------ Fragment strony ------
My nocowaliśmy w Pałacu Margot i był to strzał w dziesiątkę. Wnętrza iście pałacowe, ale nam najbardziej przypadła do gustu strefa SPA, która po wejściu na Śnieżkę szczególnie się przydała. W jej skład wchodzi: basen, strefa saun, jacuzzi, grota solna, cenota, tepidarium. W hotelu, jak i w innych tego typu obiektach, można też wykupić dodatkowe zabiegi kosmetyczne czy masaże. Nocleg w Pałacu Margot to może nie jest „tanie podróżowanie”, ale wydaje nam się, że cena była adekwatna do całości.
Inne podobne obiekty w Karpaczu: Sandra Spa, Perła Karkonoszy, Dziki Potok, Artus, Alpejski, Konradówka Wellnes & SPA.
Co w okolicy?
Jak już wspomnieliśmy na początku, w okolicach Karpacza znajduje się sporo wartych uwagi miejsc. Ciekawe wydają się zwłaszcza Kowary, gdzie można odwiedzić Park Miniatur Zabytków Dolnego Śląska, „Sztolnie Kowary” oraz kopalnię „Podgórze”. My byliśmy w ostatniej z wymienionych.
------ Podane informacje ------
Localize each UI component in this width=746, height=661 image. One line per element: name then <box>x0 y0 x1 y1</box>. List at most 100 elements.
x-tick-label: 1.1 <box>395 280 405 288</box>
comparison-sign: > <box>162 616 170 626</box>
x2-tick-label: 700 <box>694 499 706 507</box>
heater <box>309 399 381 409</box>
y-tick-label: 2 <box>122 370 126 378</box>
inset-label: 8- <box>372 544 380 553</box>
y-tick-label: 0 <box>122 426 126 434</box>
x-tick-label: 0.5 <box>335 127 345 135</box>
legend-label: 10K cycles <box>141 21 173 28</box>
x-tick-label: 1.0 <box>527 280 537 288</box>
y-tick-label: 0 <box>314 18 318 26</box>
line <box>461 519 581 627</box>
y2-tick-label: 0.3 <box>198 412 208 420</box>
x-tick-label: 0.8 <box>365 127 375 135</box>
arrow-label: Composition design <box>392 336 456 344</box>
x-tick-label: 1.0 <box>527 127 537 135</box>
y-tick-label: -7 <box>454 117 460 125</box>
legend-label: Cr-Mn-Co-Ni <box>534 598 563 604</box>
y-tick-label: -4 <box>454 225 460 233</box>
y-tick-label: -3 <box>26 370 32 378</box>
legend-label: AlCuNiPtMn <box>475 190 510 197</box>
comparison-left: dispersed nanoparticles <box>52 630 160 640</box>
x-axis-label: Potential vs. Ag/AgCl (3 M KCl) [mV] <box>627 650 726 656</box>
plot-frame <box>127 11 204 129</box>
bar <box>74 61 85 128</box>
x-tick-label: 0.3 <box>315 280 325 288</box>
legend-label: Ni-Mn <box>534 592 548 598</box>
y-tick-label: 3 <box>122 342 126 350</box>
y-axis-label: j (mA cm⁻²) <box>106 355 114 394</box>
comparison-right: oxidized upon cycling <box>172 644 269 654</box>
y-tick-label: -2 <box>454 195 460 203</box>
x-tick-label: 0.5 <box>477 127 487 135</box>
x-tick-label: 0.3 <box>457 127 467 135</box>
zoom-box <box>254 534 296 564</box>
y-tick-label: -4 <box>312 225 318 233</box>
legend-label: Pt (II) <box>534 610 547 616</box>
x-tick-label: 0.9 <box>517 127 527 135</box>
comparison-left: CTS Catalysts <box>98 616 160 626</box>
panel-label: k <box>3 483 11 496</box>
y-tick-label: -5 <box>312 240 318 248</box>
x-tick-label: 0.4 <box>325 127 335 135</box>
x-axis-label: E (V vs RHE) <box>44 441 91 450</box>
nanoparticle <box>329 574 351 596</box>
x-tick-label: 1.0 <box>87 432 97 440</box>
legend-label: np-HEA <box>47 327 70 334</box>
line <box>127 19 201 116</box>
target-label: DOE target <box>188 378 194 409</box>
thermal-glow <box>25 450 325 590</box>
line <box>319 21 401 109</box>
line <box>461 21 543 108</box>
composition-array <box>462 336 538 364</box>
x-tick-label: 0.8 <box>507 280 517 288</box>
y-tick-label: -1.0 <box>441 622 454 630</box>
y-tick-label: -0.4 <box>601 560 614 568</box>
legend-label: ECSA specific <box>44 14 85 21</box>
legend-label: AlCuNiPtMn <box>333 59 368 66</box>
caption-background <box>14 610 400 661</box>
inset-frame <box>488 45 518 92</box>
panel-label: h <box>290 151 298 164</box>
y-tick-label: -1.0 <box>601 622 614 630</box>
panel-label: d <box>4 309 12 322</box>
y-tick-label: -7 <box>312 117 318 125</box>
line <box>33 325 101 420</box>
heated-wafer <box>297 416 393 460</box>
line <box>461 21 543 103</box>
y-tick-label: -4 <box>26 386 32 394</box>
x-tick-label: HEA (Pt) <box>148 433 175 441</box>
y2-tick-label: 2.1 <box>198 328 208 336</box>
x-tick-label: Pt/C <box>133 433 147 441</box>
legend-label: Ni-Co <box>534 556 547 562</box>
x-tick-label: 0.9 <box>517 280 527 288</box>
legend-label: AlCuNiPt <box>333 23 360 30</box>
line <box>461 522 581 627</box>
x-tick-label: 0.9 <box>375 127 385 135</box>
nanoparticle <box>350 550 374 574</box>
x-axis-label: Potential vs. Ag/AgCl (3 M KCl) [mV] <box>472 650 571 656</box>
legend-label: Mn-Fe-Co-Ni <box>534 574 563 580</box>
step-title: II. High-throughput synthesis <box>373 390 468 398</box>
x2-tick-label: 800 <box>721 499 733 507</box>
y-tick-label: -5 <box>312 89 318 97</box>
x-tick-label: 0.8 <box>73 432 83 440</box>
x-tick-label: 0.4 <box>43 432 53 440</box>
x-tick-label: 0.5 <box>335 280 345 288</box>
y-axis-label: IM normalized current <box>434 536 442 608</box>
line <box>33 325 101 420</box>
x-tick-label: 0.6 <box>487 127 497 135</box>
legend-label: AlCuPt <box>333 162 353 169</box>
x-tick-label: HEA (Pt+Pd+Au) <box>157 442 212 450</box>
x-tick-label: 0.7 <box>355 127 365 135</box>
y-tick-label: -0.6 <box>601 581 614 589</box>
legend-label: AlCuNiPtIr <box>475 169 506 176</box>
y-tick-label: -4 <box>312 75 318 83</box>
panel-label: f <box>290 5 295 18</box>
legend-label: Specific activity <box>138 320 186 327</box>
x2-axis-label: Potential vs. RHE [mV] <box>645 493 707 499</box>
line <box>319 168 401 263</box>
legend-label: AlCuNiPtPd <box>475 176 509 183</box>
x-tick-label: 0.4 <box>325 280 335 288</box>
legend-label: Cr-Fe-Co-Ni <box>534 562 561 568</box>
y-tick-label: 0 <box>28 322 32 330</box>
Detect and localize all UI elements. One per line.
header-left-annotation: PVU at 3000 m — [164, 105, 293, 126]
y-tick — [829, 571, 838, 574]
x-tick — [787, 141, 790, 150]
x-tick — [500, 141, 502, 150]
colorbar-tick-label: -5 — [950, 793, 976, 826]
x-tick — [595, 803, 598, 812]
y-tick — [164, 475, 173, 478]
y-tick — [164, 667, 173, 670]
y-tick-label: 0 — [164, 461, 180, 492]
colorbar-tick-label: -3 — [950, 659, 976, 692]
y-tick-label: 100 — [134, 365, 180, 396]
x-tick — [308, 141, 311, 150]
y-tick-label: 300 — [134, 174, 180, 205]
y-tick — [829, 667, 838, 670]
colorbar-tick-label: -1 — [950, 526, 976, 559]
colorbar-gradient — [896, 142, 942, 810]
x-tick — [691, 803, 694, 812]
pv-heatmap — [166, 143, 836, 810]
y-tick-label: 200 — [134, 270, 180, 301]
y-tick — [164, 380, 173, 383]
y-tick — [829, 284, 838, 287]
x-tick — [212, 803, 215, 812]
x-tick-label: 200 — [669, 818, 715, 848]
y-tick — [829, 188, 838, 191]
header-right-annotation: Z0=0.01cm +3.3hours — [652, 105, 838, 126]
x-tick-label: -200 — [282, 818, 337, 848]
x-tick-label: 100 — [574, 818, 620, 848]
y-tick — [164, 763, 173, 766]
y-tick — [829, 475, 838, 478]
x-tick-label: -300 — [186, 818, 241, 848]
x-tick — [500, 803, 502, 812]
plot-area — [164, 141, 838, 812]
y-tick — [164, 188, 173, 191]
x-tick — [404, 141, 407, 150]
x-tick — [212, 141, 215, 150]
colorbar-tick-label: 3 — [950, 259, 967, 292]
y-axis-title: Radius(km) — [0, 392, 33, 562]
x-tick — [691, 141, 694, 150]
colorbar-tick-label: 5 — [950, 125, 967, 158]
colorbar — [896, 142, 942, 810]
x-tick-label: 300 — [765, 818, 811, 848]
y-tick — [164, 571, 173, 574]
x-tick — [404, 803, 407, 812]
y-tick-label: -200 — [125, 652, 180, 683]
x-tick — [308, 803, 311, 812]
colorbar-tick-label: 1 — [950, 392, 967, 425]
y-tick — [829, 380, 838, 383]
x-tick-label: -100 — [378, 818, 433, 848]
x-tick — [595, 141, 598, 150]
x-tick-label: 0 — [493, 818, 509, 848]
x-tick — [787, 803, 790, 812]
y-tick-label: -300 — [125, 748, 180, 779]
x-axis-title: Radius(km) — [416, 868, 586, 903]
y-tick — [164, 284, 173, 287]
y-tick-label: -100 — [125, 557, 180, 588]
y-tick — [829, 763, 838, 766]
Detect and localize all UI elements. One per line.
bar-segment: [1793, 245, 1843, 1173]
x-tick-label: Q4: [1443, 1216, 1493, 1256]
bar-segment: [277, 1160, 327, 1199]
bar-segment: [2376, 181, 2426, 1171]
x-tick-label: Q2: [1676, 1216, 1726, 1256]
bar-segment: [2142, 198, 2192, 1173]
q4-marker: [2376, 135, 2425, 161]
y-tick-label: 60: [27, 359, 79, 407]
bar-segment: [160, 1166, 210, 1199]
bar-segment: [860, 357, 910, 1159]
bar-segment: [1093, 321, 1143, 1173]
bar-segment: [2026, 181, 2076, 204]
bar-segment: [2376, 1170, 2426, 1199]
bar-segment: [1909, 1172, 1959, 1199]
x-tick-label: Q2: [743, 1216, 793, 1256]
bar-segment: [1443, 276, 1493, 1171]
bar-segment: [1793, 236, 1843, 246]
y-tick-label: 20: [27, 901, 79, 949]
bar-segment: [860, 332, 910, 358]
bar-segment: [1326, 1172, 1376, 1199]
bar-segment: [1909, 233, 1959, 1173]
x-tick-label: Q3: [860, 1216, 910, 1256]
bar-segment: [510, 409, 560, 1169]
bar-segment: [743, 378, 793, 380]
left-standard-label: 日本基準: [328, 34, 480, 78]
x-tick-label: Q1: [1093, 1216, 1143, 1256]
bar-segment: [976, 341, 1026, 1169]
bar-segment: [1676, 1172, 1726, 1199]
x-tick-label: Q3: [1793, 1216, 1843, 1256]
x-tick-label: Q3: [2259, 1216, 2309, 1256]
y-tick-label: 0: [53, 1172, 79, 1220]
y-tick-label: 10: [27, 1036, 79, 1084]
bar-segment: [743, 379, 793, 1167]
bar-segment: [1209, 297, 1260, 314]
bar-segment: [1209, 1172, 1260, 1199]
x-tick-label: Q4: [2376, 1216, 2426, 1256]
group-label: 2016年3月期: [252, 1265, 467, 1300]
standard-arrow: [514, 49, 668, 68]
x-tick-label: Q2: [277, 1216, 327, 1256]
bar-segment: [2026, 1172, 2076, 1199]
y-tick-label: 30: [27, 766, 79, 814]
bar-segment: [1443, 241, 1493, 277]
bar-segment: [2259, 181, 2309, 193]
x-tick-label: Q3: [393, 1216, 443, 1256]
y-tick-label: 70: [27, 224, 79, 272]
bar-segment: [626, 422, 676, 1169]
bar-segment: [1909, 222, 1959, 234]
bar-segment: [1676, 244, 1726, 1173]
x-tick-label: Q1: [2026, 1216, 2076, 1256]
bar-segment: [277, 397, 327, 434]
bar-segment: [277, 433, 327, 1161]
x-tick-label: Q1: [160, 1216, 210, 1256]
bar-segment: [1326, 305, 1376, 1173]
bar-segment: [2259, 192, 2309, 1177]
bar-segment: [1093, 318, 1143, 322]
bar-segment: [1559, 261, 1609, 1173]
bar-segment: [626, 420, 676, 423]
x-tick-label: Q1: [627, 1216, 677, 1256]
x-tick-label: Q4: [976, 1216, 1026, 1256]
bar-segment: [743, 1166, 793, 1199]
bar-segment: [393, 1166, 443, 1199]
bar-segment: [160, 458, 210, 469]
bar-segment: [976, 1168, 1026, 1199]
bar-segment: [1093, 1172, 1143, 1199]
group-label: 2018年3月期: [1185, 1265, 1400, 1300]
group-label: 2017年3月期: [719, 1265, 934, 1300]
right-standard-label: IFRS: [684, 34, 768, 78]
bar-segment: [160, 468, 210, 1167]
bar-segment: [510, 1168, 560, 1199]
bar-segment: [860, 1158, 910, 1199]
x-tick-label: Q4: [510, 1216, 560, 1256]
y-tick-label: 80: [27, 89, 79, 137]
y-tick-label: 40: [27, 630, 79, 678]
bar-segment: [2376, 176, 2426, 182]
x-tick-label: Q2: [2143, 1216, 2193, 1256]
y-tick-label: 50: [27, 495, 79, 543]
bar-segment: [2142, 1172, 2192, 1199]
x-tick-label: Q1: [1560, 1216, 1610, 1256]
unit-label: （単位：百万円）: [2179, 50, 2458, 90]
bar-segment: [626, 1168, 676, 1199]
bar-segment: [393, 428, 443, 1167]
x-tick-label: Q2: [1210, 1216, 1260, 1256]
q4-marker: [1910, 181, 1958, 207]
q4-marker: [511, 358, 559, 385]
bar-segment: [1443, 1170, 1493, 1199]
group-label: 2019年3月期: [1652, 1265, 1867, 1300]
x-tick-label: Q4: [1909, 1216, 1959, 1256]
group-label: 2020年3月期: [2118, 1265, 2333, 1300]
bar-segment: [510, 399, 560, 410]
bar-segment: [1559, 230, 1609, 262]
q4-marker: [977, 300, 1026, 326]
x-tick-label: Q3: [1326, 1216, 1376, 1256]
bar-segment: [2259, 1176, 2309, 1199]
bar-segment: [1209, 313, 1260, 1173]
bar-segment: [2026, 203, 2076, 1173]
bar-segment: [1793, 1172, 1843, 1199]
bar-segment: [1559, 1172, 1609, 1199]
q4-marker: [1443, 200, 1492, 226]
------
== Cel ćwiczenia ==
Podejmij tekst o Karpaczu i jego okolicach od miejsca, w którym się kończy, i dopisz jego dalszy ciąg. Zapisy nie będą tu potrzebne.

== Wynik zadania ==
Kopalnia „Podgórze” w Kowarach to druga co do wielkości kopalnia uranu w Polsce. A wydobywano go m.in. na potrzeby programu atomowego ZSRR. Co ciekawe, w latach 1974-1989 mieściło się tu również Inhalatorium Radonowe, gdzie kuracjusze mogli korzystać z podziemnych instalacji gazem szlachetnym radonem (to jedyne takie miejsce w Polsce i czwarte na świecie!).
Zwiedzanie kopalni z przewodnikiem trwa około godziny, w jego trakcie przechodzi się trasę 1600 metrów. Trzeba pamiętać, że wewnątrz jest dość zimno (ok. 8 stopni Celsjusza), więc trzeba się ciepło ubrać. Miejsce na pewno ciekawe, choć porównując do innych podziemnych tras turystycznych w Polsce, jakby czegoś mu brakuje. Na pewno największą frajdę mają tu grotołazi, którzy w dalszym ciągu eksplorują kopalnię, oraz nurkowie, bo znajduje się tu najgłębsze nurkowisko w Polsce.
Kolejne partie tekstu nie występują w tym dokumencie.